EXERCISE INSTRUCTIONS: Copy out the records precisely, omitting pictures.

[Entries from a visual dataset]
-*-*-
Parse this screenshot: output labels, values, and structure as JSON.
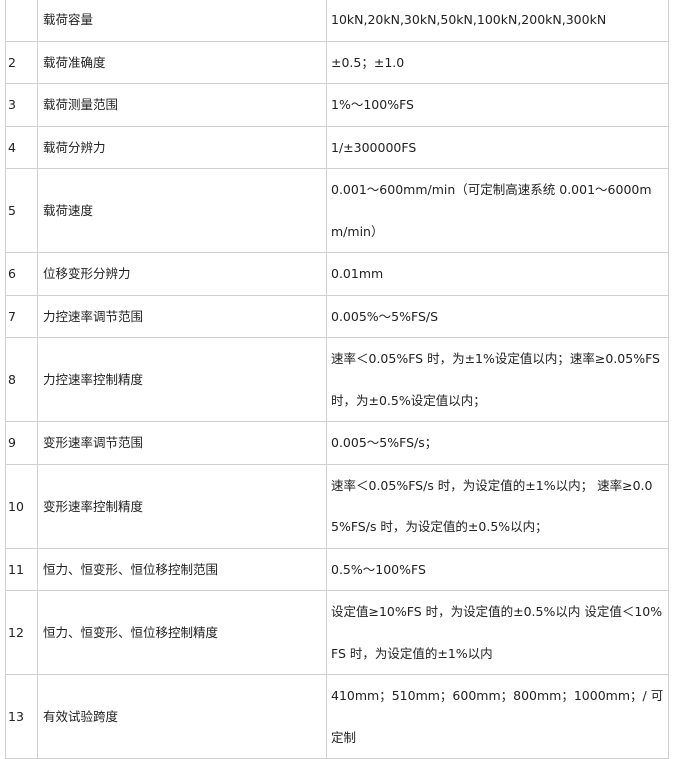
{
  "table": {
    "rows": [
      [
        null,
        "载荷容量",
        "10kN,20kN,30kN,50kN,100kN,200kN,300kN"
      ],
      [
        "2",
        "载荷准确度",
        "±0.5；±1.0"
      ],
      [
        "3",
        "载荷测量范围",
        "1%～100%FS"
      ],
      [
        "4",
        "载荷分辨力",
        "1/±300000FS"
      ],
      [
        "5",
        "载荷速度",
        "0.001～600mm/min（可定制高速系统 0.001～6000mm/min）"
      ],
      [
        "6",
        "位移变形分辨力",
        "0.01mm"
      ],
      [
        "7",
        "力控速率调节范围",
        "0.005%～5%FS/S"
      ],
      [
        "8",
        "力控速率控制精度",
        "速率＜0.05%FS 时，为±1%设定值以内；速率≥0.05%FS 时，为±0.5%设定值以内；"
      ],
      [
        "9",
        "变形速率调节范围",
        "0.005～5%FS/s；"
      ],
      [
        "10",
        "变形速率控制精度",
        "速率＜0.05%FS/s 时，为设定值的±1%以内； 速率≥0.05%FS/s 时，为设定值的±0.5%以内；"
      ],
      [
        "11",
        "恒力、恒变形、恒位移控制范围",
        "0.5%～100%FS"
      ],
      [
        "12",
        "恒力、恒变形、恒位移控制精度",
        "设定值≥10%FS 时，为设定值的±0.5%以内 设定值＜10%FS 时，为设定值的±1%以内"
      ],
      [
        "13",
        "有效试验跨度",
        "410mm；510mm；600mm；800mm；1000mm；/ 可定制"
      ]
    ]
  }
}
-*-*-
WORKED SOLUTION:
Parse this screenshot: output labels, values, and structure as JSON.
{
  "table": {
    "rows": [
      [
        null,
        "载荷容量",
        "10kN,20kN,30kN,50kN,100kN,200kN,300kN"
      ],
      [
        "2",
        "载荷准确度",
        "±0.5；±1.0"
      ],
      [
        "3",
        "载荷测量范围",
        "1%～100%FS"
      ],
      [
        "4",
        "载荷分辨力",
        "1/±300000FS"
      ],
      [
        "5",
        "载荷速度",
        "0.001～600mm/min（可定制高速系统 0.001～6000mm/min）"
      ],
      [
        "6",
        "位移变形分辨力",
        "0.01mm"
      ],
      [
        "7",
        "力控速率调节范围",
        "0.005%～5%FS/S"
      ],
      [
        "8",
        "力控速率控制精度",
        "速率＜0.05%FS 时，为±1%设定值以内；速率≥0.05%FS 时，为±0.5%设定值以内；"
      ],
      [
        "9",
        "变形速率调节范围",
        "0.005～5%FS/s；"
      ],
      [
        "10",
        "变形速率控制精度",
        "速率＜0.05%FS/s 时，为设定值的±1%以内； 速率≥0.05%FS/s 时，为设定值的±0.5%以内；"
      ],
      [
        "11",
        "恒力、恒变形、恒位移控制范围",
        "0.5%～100%FS"
      ],
      [
        "12",
        "恒力、恒变形、恒位移控制精度",
        "设定值≥10%FS 时，为设定值的±0.5%以内 设定值＜10%FS 时，为设定值的±1%以内"
      ],
      [
        "13",
        "有效试验跨度",
        "410mm；510mm；600mm；800mm；1000mm；/ 可定制"
      ]
    ]
  }
}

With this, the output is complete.